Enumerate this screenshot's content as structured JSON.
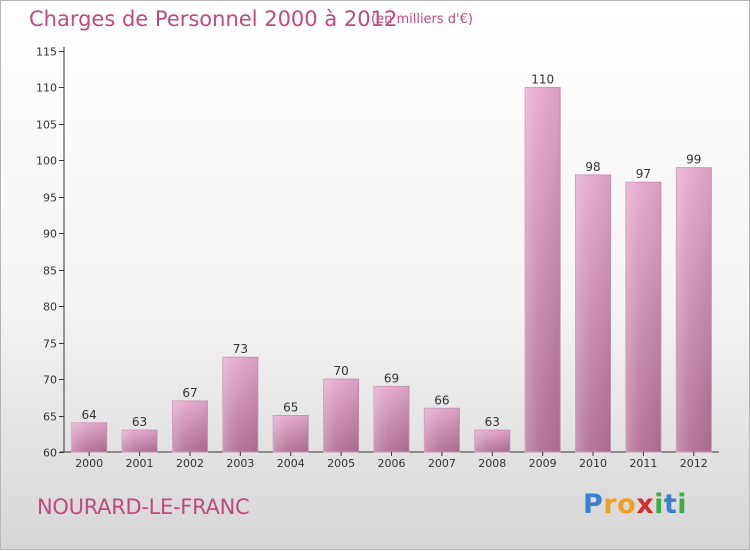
{
  "title": "Charges de Personnel 2000 à 2012",
  "unit": "(en milliers d'€)",
  "city": "NOURARD-LE-FRANC",
  "logo": {
    "letters": [
      "P",
      "r",
      "o",
      "x",
      "i",
      "t",
      "i"
    ],
    "colors": [
      "#3a7fd0",
      "#f0a020",
      "#f0a020",
      "#d03030",
      "#44aa44",
      "#3a7fd0",
      "#44aa44"
    ]
  },
  "colors": {
    "accent": "#c0497f",
    "bar_top": "#e6a8cc",
    "bar_bottom": "#b26f93",
    "axis": "#333333"
  },
  "chart_data": {
    "type": "bar",
    "title": "Charges de Personnel 2000 à 2012",
    "xlabel": "",
    "ylabel": "",
    "ylim": [
      60,
      115
    ],
    "yticks": [
      60,
      65,
      70,
      75,
      80,
      85,
      90,
      95,
      100,
      105,
      110,
      115
    ],
    "categories": [
      "2000",
      "2001",
      "2002",
      "2003",
      "2004",
      "2005",
      "2006",
      "2007",
      "2008",
      "2009",
      "2010",
      "2011",
      "2012"
    ],
    "values": [
      64,
      63,
      67,
      73,
      65,
      70,
      69,
      66,
      63,
      110,
      98,
      97,
      99
    ],
    "grid": false,
    "data_labels": true
  }
}
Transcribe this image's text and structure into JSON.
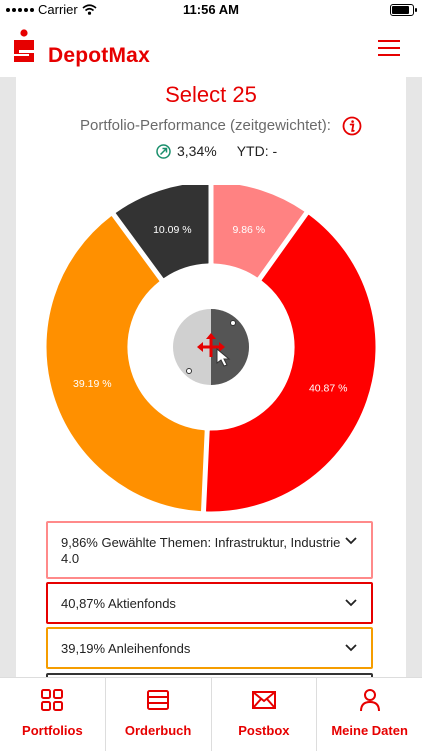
{
  "status_bar": {
    "carrier": "Carrier",
    "time": "11:56 AM"
  },
  "header": {
    "brand": "DepotMax",
    "logo_icon": "sparkasse-logo-icon",
    "menu_icon": "hamburger-menu-icon"
  },
  "portfolio": {
    "title": "Select 25",
    "performance_label": "Portfolio-Performance (zeitgewichtet):",
    "performance_value": "3,34%",
    "ytd": "YTD: -"
  },
  "chart_data": {
    "type": "pie",
    "center_icon": "drag-rotate-hand-icon",
    "slices": [
      {
        "label": "9.86 %",
        "value": 9.86,
        "color": "#ff8282"
      },
      {
        "label": "40.87 %",
        "value": 40.87,
        "color": "#ff0000"
      },
      {
        "label": "39.19 %",
        "value": 39.19,
        "color": "#ff9000"
      },
      {
        "label": "10.09 %",
        "value": 10.09,
        "color": "#333333"
      }
    ]
  },
  "accordion": [
    {
      "text": "9,86% Gewählte Themen: Infrastruktur, Industrie 4.0",
      "color": "#ff8a8a"
    },
    {
      "text": "40,87% Aktienfonds",
      "color": "#e60000"
    },
    {
      "text": "39,19% Anleihenfonds",
      "color": "#f59d00"
    }
  ],
  "bottom_nav": [
    {
      "label": "Portfolios",
      "icon": "grid-icon"
    },
    {
      "label": "Orderbuch",
      "icon": "book-icon"
    },
    {
      "label": "Postbox",
      "icon": "envelope-icon"
    },
    {
      "label": "Meine Daten",
      "icon": "person-icon"
    }
  ],
  "colors": {
    "accent": "#e60000"
  }
}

Directions for this task ::
Give all the lines above again, character for character, without pictures.

Solved problem ::
Enumerate this screenshot's content as structured JSON.
{
  "title": "Charges de Personnel 2000 à 2012",
  "unit": "(en milliers d'€)",
  "city": "NOURARD-LE-FRANC",
  "logo": {
    "letters": [
      "P",
      "r",
      "o",
      "x",
      "i",
      "t",
      "i"
    ],
    "colors": [
      "#3a7fd0",
      "#f0a020",
      "#f0a020",
      "#d03030",
      "#44aa44",
      "#3a7fd0",
      "#44aa44"
    ]
  },
  "colors": {
    "accent": "#c0497f",
    "bar_top": "#e6a8cc",
    "bar_bottom": "#b26f93",
    "axis": "#333333"
  },
  "chart_data": {
    "type": "bar",
    "title": "Charges de Personnel 2000 à 2012",
    "xlabel": "",
    "ylabel": "",
    "ylim": [
      60,
      115
    ],
    "yticks": [
      60,
      65,
      70,
      75,
      80,
      85,
      90,
      95,
      100,
      105,
      110,
      115
    ],
    "categories": [
      "2000",
      "2001",
      "2002",
      "2003",
      "2004",
      "2005",
      "2006",
      "2007",
      "2008",
      "2009",
      "2010",
      "2011",
      "2012"
    ],
    "values": [
      64,
      63,
      67,
      73,
      65,
      70,
      69,
      66,
      63,
      110,
      98,
      97,
      99
    ],
    "grid": false,
    "data_labels": true
  }
}
Transcribe this image's text and structure into JSON.
{
  "status_bar": {
    "carrier": "Carrier",
    "time": "11:56 AM"
  },
  "header": {
    "brand": "DepotMax",
    "logo_icon": "sparkasse-logo-icon",
    "menu_icon": "hamburger-menu-icon"
  },
  "portfolio": {
    "title": "Select 25",
    "performance_label": "Portfolio-Performance (zeitgewichtet):",
    "performance_value": "3,34%",
    "ytd": "YTD: -"
  },
  "chart_data": {
    "type": "pie",
    "center_icon": "drag-rotate-hand-icon",
    "slices": [
      {
        "label": "9.86 %",
        "value": 9.86,
        "color": "#ff8282"
      },
      {
        "label": "40.87 %",
        "value": 40.87,
        "color": "#ff0000"
      },
      {
        "label": "39.19 %",
        "value": 39.19,
        "color": "#ff9000"
      },
      {
        "label": "10.09 %",
        "value": 10.09,
        "color": "#333333"
      }
    ]
  },
  "accordion": [
    {
      "text": "9,86% Gewählte Themen: Infrastruktur, Industrie 4.0",
      "color": "#ff8a8a"
    },
    {
      "text": "40,87% Aktienfonds",
      "color": "#e60000"
    },
    {
      "text": "39,19% Anleihenfonds",
      "color": "#f59d00"
    }
  ],
  "bottom_nav": [
    {
      "label": "Portfolios",
      "icon": "grid-icon"
    },
    {
      "label": "Orderbuch",
      "icon": "book-icon"
    },
    {
      "label": "Postbox",
      "icon": "envelope-icon"
    },
    {
      "label": "Meine Daten",
      "icon": "person-icon"
    }
  ],
  "colors": {
    "accent": "#e60000"
  }
}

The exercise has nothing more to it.